EXERCISE DETAILS.
From the interview with Marc Debieux below, list every item of clothing or footwear that the text says Marc wears.

READING PASSAGE.
## BEGIN

INTERVIEW / JOSEPH CHEANEY / MARC DEBIEUX AKA. BEARDED BUFFER
Words and portraits: Lee Osborne
The resurgence of shoe shining is no better epitomised than in the vicinity of
Bow Lane in London’s East End where the ‘Bearded Buffer’ is gaining a bit of
reputation for himself
One of the joys of social media is that you discover fascinating like-minded people in your field of interest. Marc Debieux, shoe shine aficionado, neo-dandy of French-Swiss descent is one such example and hands down the smartest West Ham fan I know. He plies his trade selling and buffing, at the tiny Joseph Cheaney & Sons store within earshot of St. Mary-le-Bow church (as in the one immortalised by children’s nursery rhyme Oranges and Lemons) in original cockney heartland. His shoe artistry had already caught my eye on instagram. From his before and after picture postings, arguably some of the finest re-conditioned shoe porn in existence.
I’d marvelled at how he’d brought his customers shoes back from the brink. I just had to get myself down to Bow Lane to meet the man otherwise known as the Bearded Buffer, and hand over my trusted tan chukka boots for their second coming. (Check out the results below, I am one happy customer).
Marc is a man who not only works with his hands, he talks with them too. If I was the MD of Cheaney I’d sign him up for life. For he is a true ambassador, consciously and subconsciously evangelising Northamptonshire shoe artisanship in every breath, extolling the virtues of an oak bark sole or goodyear welt, a man brimming with pride for the job he does. You very much sense that for him the job is a hobby he just happens to get paid for.
What I like about Marc is that it’s not just about the shoe. Sure, he has all the sales patter you’d expect from a store manager, but he genuinely cares for his customer’s needs and articulates advice very profoundly. His dapper sense of style, think wool suits, tartan ties and natty pocket squares, are the mark of a man with his finger firmly on the sartorial pulse. As his cropped pants testify, he’s a man not afraid of showing a bit of “mankle”. A trait that naturally leads the eye to focus more on his his double monk straps and iridescent socks.
One particular customer came in for some brown brogues for his wedding. After sitting him down in the window seat and pouring him a glass of scotch, as Marc does for all his customers that are au fait to imbibe (a Glenfarclas in this instance) he was quick to point out that they’d look as sharp with his wedding suit as they would afterwards with a cavalry twill or Donegal tweed. Shoes like these needn’t be a one hit wonder. Cheaney’s are timeless investment pieces, built to last, so keep on wearing them, regardless of your outfit. But be sure to heed one of the Bearded Buffer’s hallmark pieces of advice – use shoes trees. Not only will they help soak up moisture but will help maintain the shape of the shoe for greater longevity.
What’s more, with Marc’s ongoing shoe maintenance (he is very insistent you make regular trips back to the store so he can continue his love-ins with your shoes, leaving you to further explore his single malts) they’ll be regularly revived. It’s the footwear equivalent of having your car serviced indefinitely without having to pay for it.
Sartorialee: Talk me through the buffing process you applied to my chukka boots?

## END

DATA LINES.
## BEGIN

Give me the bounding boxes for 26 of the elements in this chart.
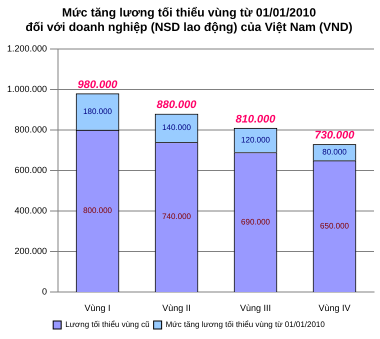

## END

EXPECTED OUTPUT.
- wool suits
- tartan ties
- natty pocket squares
- cropped pants
- double monk straps
- iridescent socks